Challenge: All the data must come back unchanged, except that pictures are left out.

───── Exercise data ─────

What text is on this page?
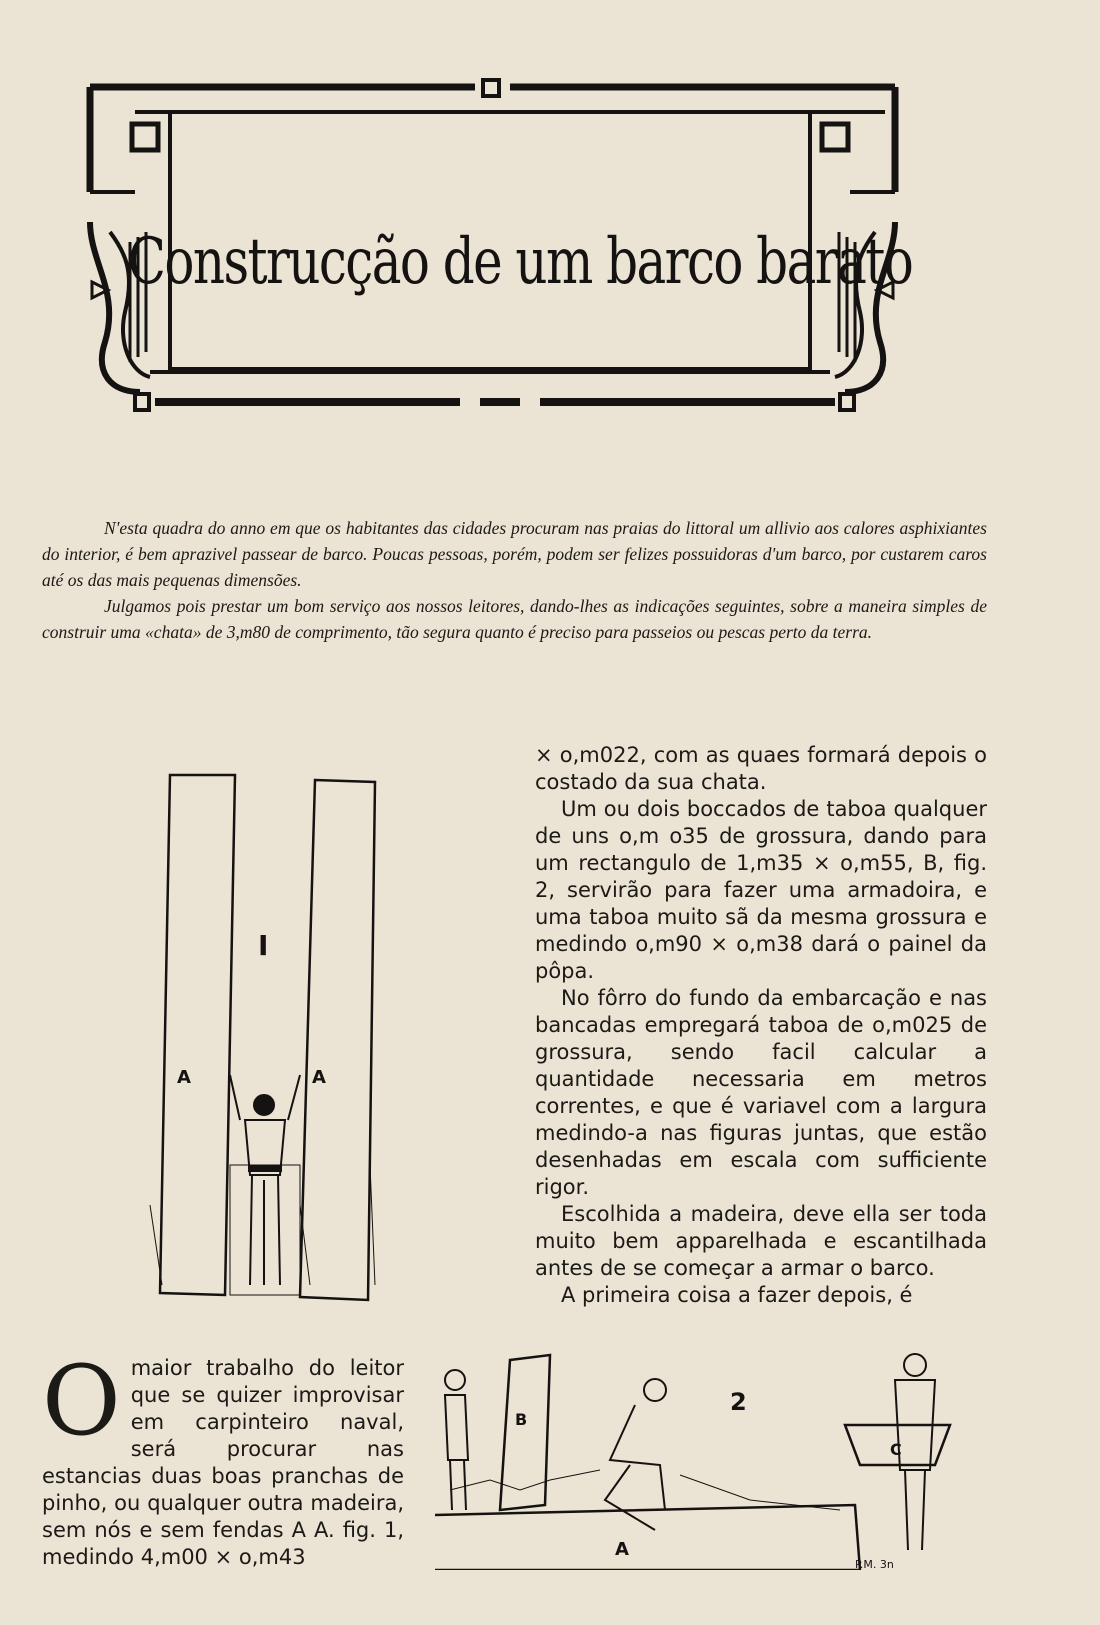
Construcção de um barco barato

N'esta quadra do anno em que os habitantes das cidades procuram nas praias do littoral um allivio aos calores asphixiantes do interior, é bem aprazivel passear de barco. Poucas pessoas, porém, podem ser felizes possuidoras d'um barco, por custarem caros até os das mais pequenas dimensões.

Julgamos pois prestar um bom serviço aos nossos leitores, dando-lhes as indicações seguintes, sobre a maneira simples de construir uma «chata» de 3,m80 de comprimento, tão segura quanto é preciso para passeios ou pescas perto da terra.

I
A	A

× o,m022, com as quaes formará depois o costado da sua chata.

Um ou dois boccados de taboa qualquer de uns o,m o35 de grossura, dando para um rectangulo de 1,m35 × o,m55, B, fig. 2, servirão para fazer uma armadoira, e uma taboa muito sã da mesma grossura e medindo o,m90 × o,m38 dará o painel da pôpa.

No fôrro do fundo da embarcação e nas bancadas empregará taboa de o,m025 de grossura, sendo facil calcular a quantidade necessaria em metros correntes, e que é variavel com a largura medindo-a nas figuras juntas, que estão desenhadas em escala com sufficiente rigor.

Escolhida a madeira, deve ella ser toda muito bem apparelhada e escantilhada antes de se começar a armar o barco.

A primeira coisa a fazer depois, é

O maior trabalho do leitor que se quizer improvisar em carpinteiro naval, será procurar nas estancias duas boas pranchas de pinho, ou qualquer outra madeira, sem nós e sem fendas A A. fig. 1, medindo 4,m00 × o,m43

2
A
B
C
P.M. 3n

─────

Task answer:
What text is on this page?
Construcção de um barco barato

N'esta quadra do anno em que os habitantes das cidades procuram nas praias do littoral um allivio aos calores asphixiantes do interior, é bem aprazivel passear de barco. Poucas pessoas, porém, podem ser felizes possuidoras d'um barco, por custarem caros até os das mais pequenas dimensões.

Julgamos pois prestar um bom serviço aos nossos leitores, dando-lhes as indicações seguintes, sobre a maneira simples de construir uma «chata» de 3,m80 de comprimento, tão segura quanto é preciso para passeios ou pescas perto da terra.

I
A	A

× o,m022, com as quaes formará depois o costado da sua chata.

Um ou dois boccados de taboa qualquer de uns o,m o35 de grossura, dando para um rectangulo de 1,m35 × o,m55, B, fig. 2, servirão para fazer uma armadoira, e uma taboa muito sã da mesma grossura e medindo o,m90 × o,m38 dará o painel da pôpa.

No fôrro do fundo da embarcação e nas bancadas empregará taboa de o,m025 de grossura, sendo facil calcular a quantidade necessaria em metros correntes, e que é variavel com a largura medindo-a nas figuras juntas, que estão desenhadas em escala com sufficiente rigor.

Escolhida a madeira, deve ella ser toda muito bem apparelhada e escantilhada antes de se começar a armar o barco.

A primeira coisa a fazer depois, é

O maior trabalho do leitor que se quizer improvisar em carpinteiro naval, será procurar nas estancias duas boas pranchas de pinho, ou qualquer outra madeira, sem nós e sem fendas A A. fig. 1, medindo 4,m00 × o,m43

2
A
B
C
P.M. 3n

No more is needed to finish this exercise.